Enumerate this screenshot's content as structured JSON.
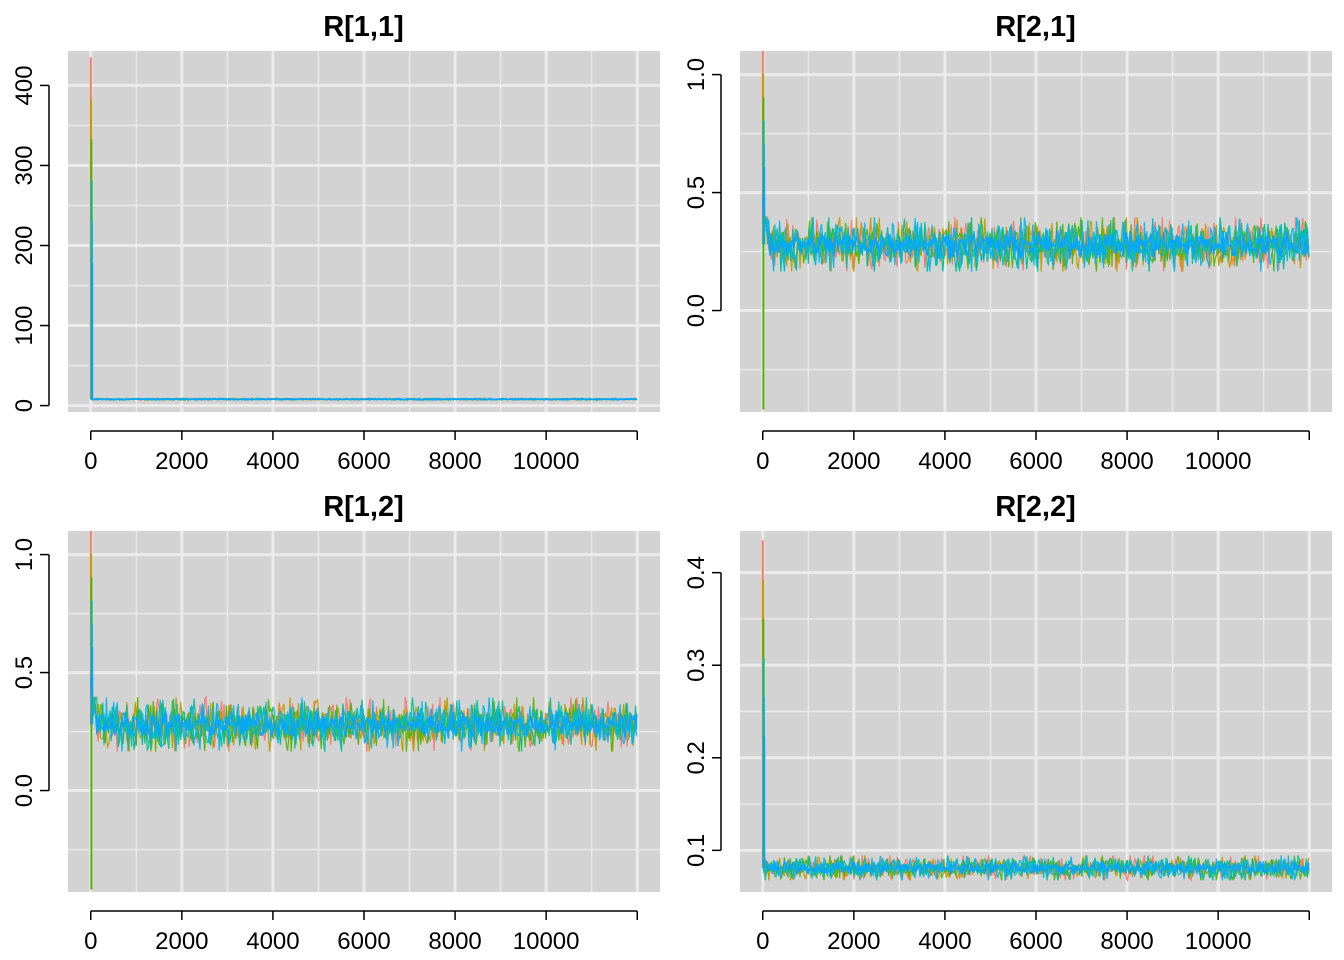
{
  "figure": {
    "background": "#ffffff",
    "panel_background": "#d3d3d3",
    "grid_color": "#ebebeb",
    "chain_colors": [
      "#f8766d",
      "#c49a00",
      "#53b400",
      "#00c094",
      "#00b6eb",
      "#06a4ff"
    ]
  },
  "chart_data": [
    {
      "type": "line",
      "title": "R[1,1]",
      "xlabel": "",
      "ylabel": "",
      "xlim": [
        -500,
        12500
      ],
      "ylim": [
        -8,
        443
      ],
      "xticks": [
        0,
        2000,
        4000,
        6000,
        8000,
        10000,
        12000
      ],
      "xtick_labels": [
        "0",
        "2000",
        "4000",
        "6000",
        "8000",
        "10000",
        ""
      ],
      "yticks": [
        0,
        100,
        200,
        300,
        400
      ],
      "ytick_labels": [
        "0",
        "100",
        "200",
        "300",
        "400"
      ],
      "grid": true,
      "series_note": "multiple MCMC chains overlaid",
      "trace": {
        "start_max": 435,
        "start_min": 8,
        "burn_end": 60,
        "level": 8,
        "band_low": 7,
        "band_high": 9,
        "x_end": 12000
      }
    },
    {
      "type": "line",
      "title": "R[2,1]",
      "xlabel": "",
      "ylabel": "",
      "xlim": [
        -500,
        12500
      ],
      "ylim": [
        -0.43,
        1.1
      ],
      "xticks": [
        0,
        2000,
        4000,
        6000,
        8000,
        10000,
        12000
      ],
      "xtick_labels": [
        "0",
        "2000",
        "4000",
        "6000",
        "8000",
        "10000",
        ""
      ],
      "yticks": [
        0.0,
        0.5,
        1.0
      ],
      "ytick_labels": [
        "0.0",
        "0.5",
        "1.0"
      ],
      "grid": true,
      "series_note": "multiple MCMC chains overlaid",
      "trace": {
        "start_max": 1.1,
        "start_min": -0.42,
        "burn_peak": 0.48,
        "burn_end": 150,
        "level": 0.28,
        "band_low": 0.22,
        "band_high": 0.34,
        "outer_low": 0.18,
        "outer_high": 0.41,
        "x_end": 12000
      }
    },
    {
      "type": "line",
      "title": "R[1,2]",
      "xlabel": "",
      "ylabel": "",
      "xlim": [
        -500,
        12500
      ],
      "ylim": [
        -0.43,
        1.1
      ],
      "xticks": [
        0,
        2000,
        4000,
        6000,
        8000,
        10000,
        12000
      ],
      "xtick_labels": [
        "0",
        "2000",
        "4000",
        "6000",
        "8000",
        "10000",
        ""
      ],
      "yticks": [
        0.0,
        0.5,
        1.0
      ],
      "ytick_labels": [
        "0.0",
        "0.5",
        "1.0"
      ],
      "grid": true,
      "series_note": "multiple MCMC chains overlaid",
      "trace": {
        "start_max": 1.1,
        "start_min": -0.42,
        "burn_peak": 0.48,
        "burn_end": 150,
        "level": 0.28,
        "band_low": 0.22,
        "band_high": 0.34,
        "outer_low": 0.18,
        "outer_high": 0.41,
        "x_end": 12000
      }
    },
    {
      "type": "line",
      "title": "R[2,2]",
      "xlabel": "",
      "ylabel": "",
      "xlim": [
        -500,
        12500
      ],
      "ylim": [
        0.055,
        0.445
      ],
      "xticks": [
        0,
        2000,
        4000,
        6000,
        8000,
        10000,
        12000
      ],
      "xtick_labels": [
        "0",
        "2000",
        "4000",
        "6000",
        "8000",
        "10000",
        ""
      ],
      "yticks": [
        0.1,
        0.2,
        0.3,
        0.4
      ],
      "ytick_labels": [
        "0.1",
        "0.2",
        "0.3",
        "0.4"
      ],
      "grid": true,
      "series_note": "multiple MCMC chains overlaid",
      "trace": {
        "start_max": 0.435,
        "start_min": 0.08,
        "burn_peak": 0.09,
        "burn_end": 60,
        "level": 0.081,
        "band_low": 0.074,
        "band_high": 0.088,
        "outer_low": 0.07,
        "outer_high": 0.097,
        "x_end": 12000
      }
    }
  ]
}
***
### [PROBLEM STATEMENT]
Repeat the data exactly, dropping every picture it holds.

### [COMPLETE OUTPUT]
Enumerate this screenshot's content as structured JSON.
{
  "figure": {
    "background": "#ffffff",
    "panel_background": "#d3d3d3",
    "grid_color": "#ebebeb",
    "chain_colors": [
      "#f8766d",
      "#c49a00",
      "#53b400",
      "#00c094",
      "#00b6eb",
      "#06a4ff"
    ]
  },
  "chart_data": [
    {
      "type": "line",
      "title": "R[1,1]",
      "xlabel": "",
      "ylabel": "",
      "xlim": [
        -500,
        12500
      ],
      "ylim": [
        -8,
        443
      ],
      "xticks": [
        0,
        2000,
        4000,
        6000,
        8000,
        10000,
        12000
      ],
      "xtick_labels": [
        "0",
        "2000",
        "4000",
        "6000",
        "8000",
        "10000",
        ""
      ],
      "yticks": [
        0,
        100,
        200,
        300,
        400
      ],
      "ytick_labels": [
        "0",
        "100",
        "200",
        "300",
        "400"
      ],
      "grid": true,
      "series_note": "multiple MCMC chains overlaid",
      "trace": {
        "start_max": 435,
        "start_min": 8,
        "burn_end": 60,
        "level": 8,
        "band_low": 7,
        "band_high": 9,
        "x_end": 12000
      }
    },
    {
      "type": "line",
      "title": "R[2,1]",
      "xlabel": "",
      "ylabel": "",
      "xlim": [
        -500,
        12500
      ],
      "ylim": [
        -0.43,
        1.1
      ],
      "xticks": [
        0,
        2000,
        4000,
        6000,
        8000,
        10000,
        12000
      ],
      "xtick_labels": [
        "0",
        "2000",
        "4000",
        "6000",
        "8000",
        "10000",
        ""
      ],
      "yticks": [
        0.0,
        0.5,
        1.0
      ],
      "ytick_labels": [
        "0.0",
        "0.5",
        "1.0"
      ],
      "grid": true,
      "series_note": "multiple MCMC chains overlaid",
      "trace": {
        "start_max": 1.1,
        "start_min": -0.42,
        "burn_peak": 0.48,
        "burn_end": 150,
        "level": 0.28,
        "band_low": 0.22,
        "band_high": 0.34,
        "outer_low": 0.18,
        "outer_high": 0.41,
        "x_end": 12000
      }
    },
    {
      "type": "line",
      "title": "R[1,2]",
      "xlabel": "",
      "ylabel": "",
      "xlim": [
        -500,
        12500
      ],
      "ylim": [
        -0.43,
        1.1
      ],
      "xticks": [
        0,
        2000,
        4000,
        6000,
        8000,
        10000,
        12000
      ],
      "xtick_labels": [
        "0",
        "2000",
        "4000",
        "6000",
        "8000",
        "10000",
        ""
      ],
      "yticks": [
        0.0,
        0.5,
        1.0
      ],
      "ytick_labels": [
        "0.0",
        "0.5",
        "1.0"
      ],
      "grid": true,
      "series_note": "multiple MCMC chains overlaid",
      "trace": {
        "start_max": 1.1,
        "start_min": -0.42,
        "burn_peak": 0.48,
        "burn_end": 150,
        "level": 0.28,
        "band_low": 0.22,
        "band_high": 0.34,
        "outer_low": 0.18,
        "outer_high": 0.41,
        "x_end": 12000
      }
    },
    {
      "type": "line",
      "title": "R[2,2]",
      "xlabel": "",
      "ylabel": "",
      "xlim": [
        -500,
        12500
      ],
      "ylim": [
        0.055,
        0.445
      ],
      "xticks": [
        0,
        2000,
        4000,
        6000,
        8000,
        10000,
        12000
      ],
      "xtick_labels": [
        "0",
        "2000",
        "4000",
        "6000",
        "8000",
        "10000",
        ""
      ],
      "yticks": [
        0.1,
        0.2,
        0.3,
        0.4
      ],
      "ytick_labels": [
        "0.1",
        "0.2",
        "0.3",
        "0.4"
      ],
      "grid": true,
      "series_note": "multiple MCMC chains overlaid",
      "trace": {
        "start_max": 0.435,
        "start_min": 0.08,
        "burn_peak": 0.09,
        "burn_end": 60,
        "level": 0.081,
        "band_low": 0.074,
        "band_high": 0.088,
        "outer_low": 0.07,
        "outer_high": 0.097,
        "x_end": 12000
      }
    }
  ]
}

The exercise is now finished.